▶ **TO BE DONE**:
Every line that holds the string "深圳市新产业生物医学工程股份有限公司" is to be identified and copied.

Stored records:

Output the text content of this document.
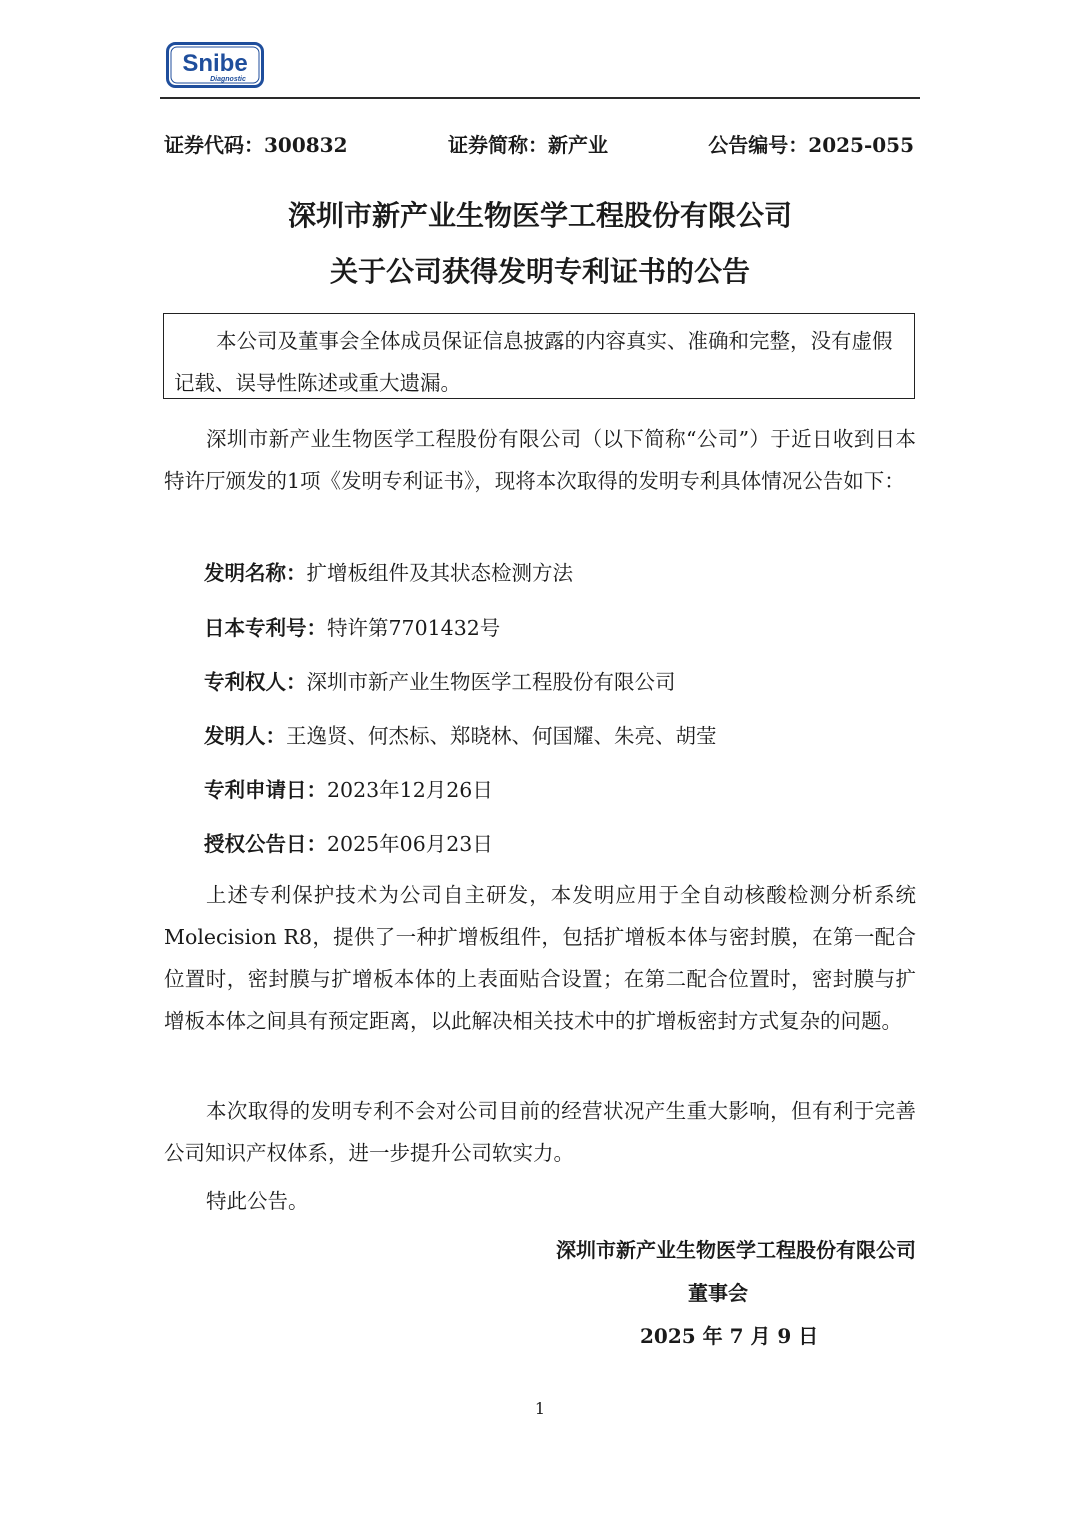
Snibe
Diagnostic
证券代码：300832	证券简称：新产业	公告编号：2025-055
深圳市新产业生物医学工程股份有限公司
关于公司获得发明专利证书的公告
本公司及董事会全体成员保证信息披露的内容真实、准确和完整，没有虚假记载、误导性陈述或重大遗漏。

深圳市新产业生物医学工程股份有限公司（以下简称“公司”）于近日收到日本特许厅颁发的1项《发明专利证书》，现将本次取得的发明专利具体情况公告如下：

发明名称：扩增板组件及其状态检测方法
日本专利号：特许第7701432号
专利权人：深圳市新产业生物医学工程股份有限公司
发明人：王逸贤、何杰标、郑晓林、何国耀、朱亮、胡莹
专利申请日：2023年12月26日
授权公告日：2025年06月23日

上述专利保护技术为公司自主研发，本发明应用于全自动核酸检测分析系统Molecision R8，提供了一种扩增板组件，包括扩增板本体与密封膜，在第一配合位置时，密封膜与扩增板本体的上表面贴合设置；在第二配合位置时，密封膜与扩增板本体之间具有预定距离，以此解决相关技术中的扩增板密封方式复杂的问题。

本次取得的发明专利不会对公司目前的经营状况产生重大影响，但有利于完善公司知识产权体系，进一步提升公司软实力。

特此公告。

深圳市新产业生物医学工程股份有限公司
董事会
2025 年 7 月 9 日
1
* * *
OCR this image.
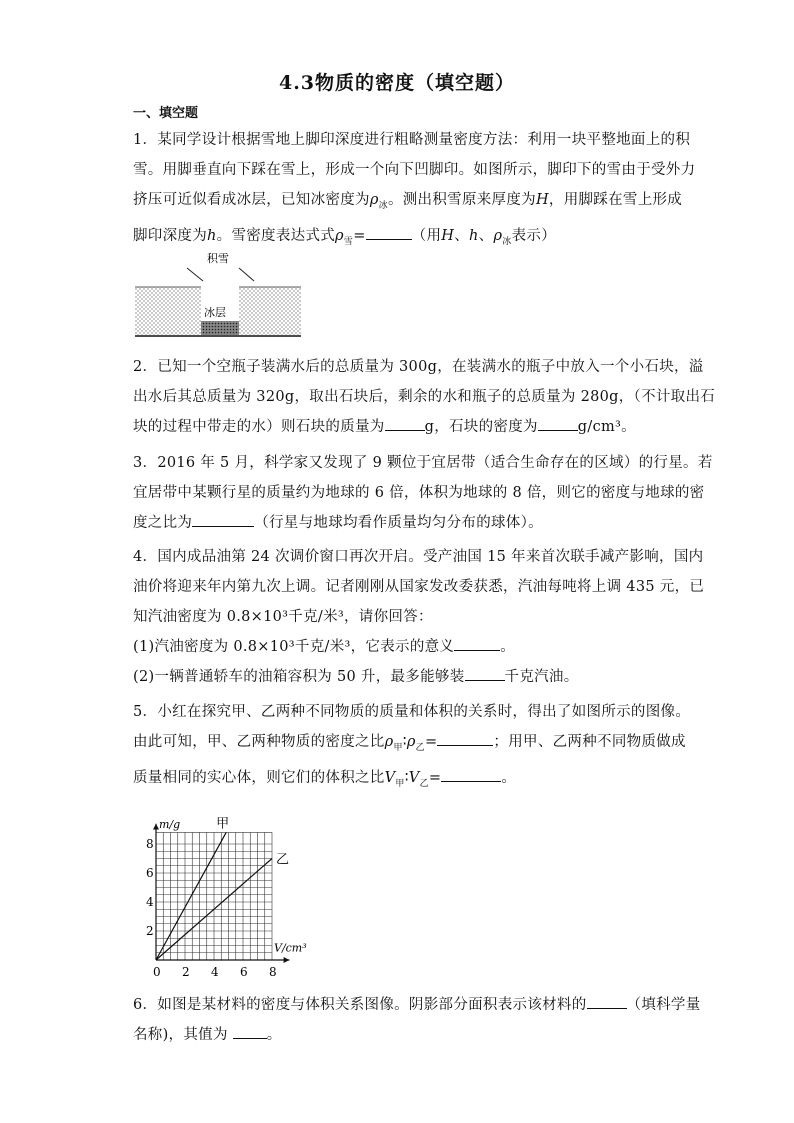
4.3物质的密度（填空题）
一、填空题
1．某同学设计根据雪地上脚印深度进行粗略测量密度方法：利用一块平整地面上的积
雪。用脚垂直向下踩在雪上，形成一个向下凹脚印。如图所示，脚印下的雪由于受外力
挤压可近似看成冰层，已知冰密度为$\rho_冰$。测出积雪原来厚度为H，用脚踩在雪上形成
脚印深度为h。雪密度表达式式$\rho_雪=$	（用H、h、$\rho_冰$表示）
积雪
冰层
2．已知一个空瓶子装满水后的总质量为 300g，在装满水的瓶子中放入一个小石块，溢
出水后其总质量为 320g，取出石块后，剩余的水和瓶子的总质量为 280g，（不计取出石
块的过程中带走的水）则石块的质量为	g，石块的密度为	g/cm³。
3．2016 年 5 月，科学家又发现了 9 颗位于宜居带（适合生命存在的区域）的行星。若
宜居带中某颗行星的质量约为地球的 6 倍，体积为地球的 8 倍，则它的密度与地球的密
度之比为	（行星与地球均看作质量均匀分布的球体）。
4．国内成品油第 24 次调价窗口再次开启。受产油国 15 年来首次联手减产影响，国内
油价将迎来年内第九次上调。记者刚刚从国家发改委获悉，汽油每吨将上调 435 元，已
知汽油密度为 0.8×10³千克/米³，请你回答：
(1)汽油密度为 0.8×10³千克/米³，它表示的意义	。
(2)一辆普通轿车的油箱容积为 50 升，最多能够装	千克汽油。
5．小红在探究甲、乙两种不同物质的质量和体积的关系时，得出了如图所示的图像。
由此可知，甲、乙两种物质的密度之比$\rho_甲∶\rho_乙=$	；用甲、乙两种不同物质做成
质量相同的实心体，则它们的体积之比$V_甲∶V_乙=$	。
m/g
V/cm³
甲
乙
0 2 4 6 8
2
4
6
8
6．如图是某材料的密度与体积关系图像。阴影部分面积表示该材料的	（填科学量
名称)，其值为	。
* * *
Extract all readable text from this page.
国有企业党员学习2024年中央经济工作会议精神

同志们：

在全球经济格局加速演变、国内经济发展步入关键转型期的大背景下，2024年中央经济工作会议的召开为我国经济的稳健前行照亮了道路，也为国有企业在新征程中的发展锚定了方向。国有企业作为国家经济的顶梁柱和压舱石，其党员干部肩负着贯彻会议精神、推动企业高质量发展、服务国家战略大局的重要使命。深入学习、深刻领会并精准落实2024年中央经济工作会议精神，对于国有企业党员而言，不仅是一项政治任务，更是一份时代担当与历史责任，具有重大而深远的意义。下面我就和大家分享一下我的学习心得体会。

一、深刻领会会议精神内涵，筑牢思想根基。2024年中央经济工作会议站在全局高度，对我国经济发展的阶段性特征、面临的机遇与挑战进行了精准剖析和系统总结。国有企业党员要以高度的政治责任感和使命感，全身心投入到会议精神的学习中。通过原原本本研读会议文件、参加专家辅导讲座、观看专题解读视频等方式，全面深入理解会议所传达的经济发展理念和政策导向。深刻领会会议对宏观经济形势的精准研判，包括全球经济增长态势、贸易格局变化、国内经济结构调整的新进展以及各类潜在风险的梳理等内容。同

▶ **OUTPUT OF THE EXERCISE**:
深圳市新产业生物医学工程股份有限公司
深圳市新产业生物医学工程股份有限公司（以下简称“公司”）于近日收到日本特许厅颁发的1项《发明专利证书》，现将本次取得的发明专利具体情况公告如下：
专利权人：深圳市新产业生物医学工程股份有限公司
深圳市新产业生物医学工程股份有限公司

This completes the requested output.